What is being asked:
Below are the records; pull every line that includes "name".

Source records:
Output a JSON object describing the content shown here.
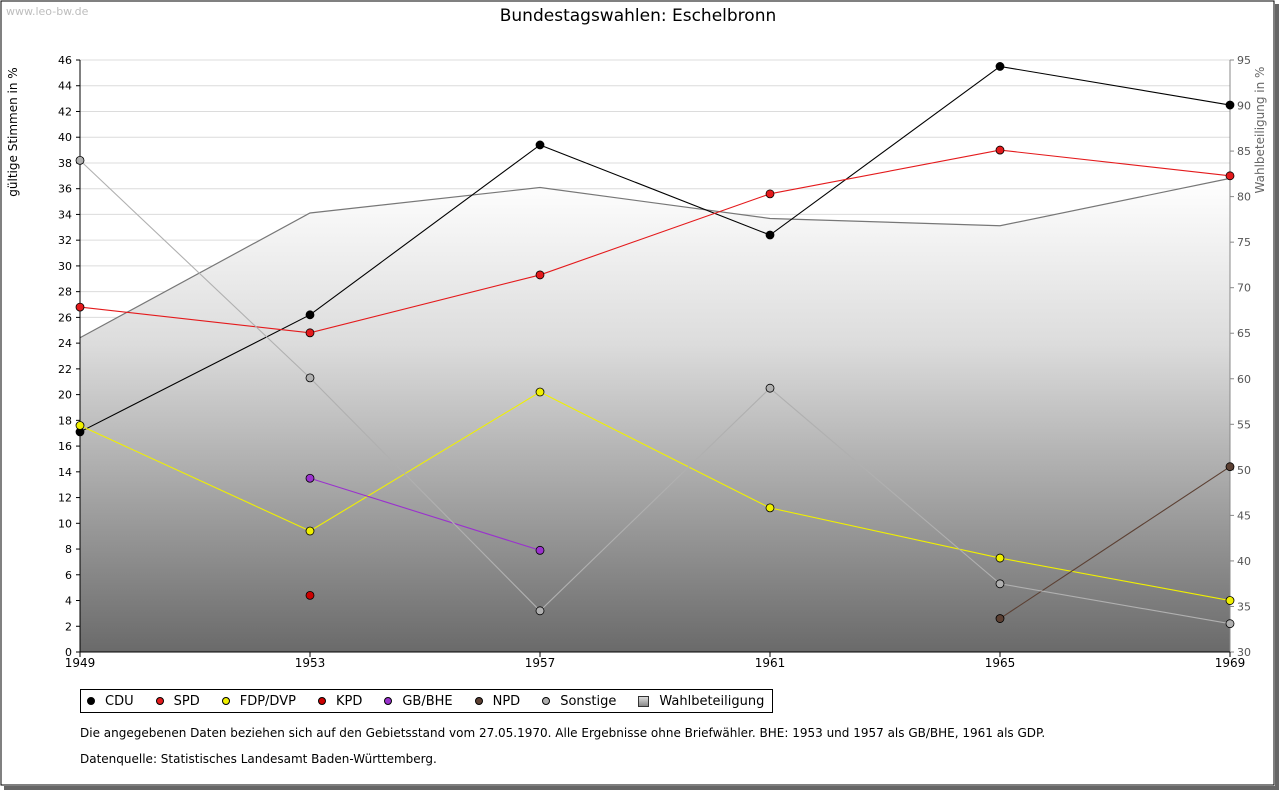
{
  "watermark": "www.leo-bw.de",
  "chart_data": {
    "type": "line",
    "title": "Bundestagswahlen: Eschelbronn",
    "ylabel": "gültige Stimmen in %",
    "y2label": "Wahlbeteiligung in %",
    "x": [
      "1949",
      "1953",
      "1957",
      "1961",
      "1965",
      "1969"
    ],
    "ylim": [
      0,
      46
    ],
    "yticks": [
      0,
      2,
      4,
      6,
      8,
      10,
      12,
      14,
      16,
      18,
      20,
      22,
      24,
      26,
      28,
      30,
      32,
      34,
      36,
      38,
      40,
      42,
      44,
      46
    ],
    "y2lim": [
      30,
      95
    ],
    "y2ticks": [
      30,
      35,
      40,
      45,
      50,
      55,
      60,
      65,
      70,
      75,
      80,
      85,
      90,
      95
    ],
    "grid": true,
    "legend_position": "bottom",
    "series": [
      {
        "name": "CDU",
        "color": "#000000",
        "values": [
          17.1,
          26.2,
          39.4,
          32.4,
          45.5,
          42.5
        ]
      },
      {
        "name": "SPD",
        "color": "#e41a1c",
        "values": [
          26.8,
          24.8,
          29.3,
          35.6,
          39.0,
          37.0
        ]
      },
      {
        "name": "FDP/DVP",
        "color": "#f0f000",
        "values": [
          17.6,
          9.4,
          20.2,
          11.2,
          7.3,
          4.0
        ]
      },
      {
        "name": "KPD",
        "color": "#cc0000",
        "values": [
          null,
          4.4,
          null,
          null,
          null,
          null
        ]
      },
      {
        "name": "GB/BHE",
        "color": "#9a32cd",
        "values": [
          null,
          13.5,
          7.9,
          null,
          null,
          null
        ]
      },
      {
        "name": "NPD",
        "color": "#5c4033",
        "values": [
          null,
          null,
          null,
          null,
          2.6,
          14.4
        ]
      },
      {
        "name": "Sonstige",
        "color": "#b0b0b0",
        "values": [
          38.2,
          21.3,
          3.2,
          20.5,
          5.3,
          2.2
        ]
      }
    ],
    "turnout": {
      "name": "Wahlbeteiligung",
      "axis": "right",
      "values": [
        64.5,
        78.2,
        81.0,
        77.6,
        76.8,
        82.0
      ]
    }
  },
  "notes": {
    "line1": "Die angegebenen Daten beziehen sich auf den Gebietsstand vom 27.05.1970. Alle Ergebnisse ohne Briefwähler. BHE: 1953 und 1957 als GB/BHE, 1961 als GDP.",
    "line2": "Datenquelle: Statistisches Landesamt Baden-Württemberg."
  }
}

Solved exercise:
        "name": "CDU",
        "name": "SPD",
        "name": "FDP/DVP",
        "name": "KPD",
        "name": "GB/BHE",
        "name": "NPD",
        "name": "Sonstige",
      "name": "Wahlbeteiligung",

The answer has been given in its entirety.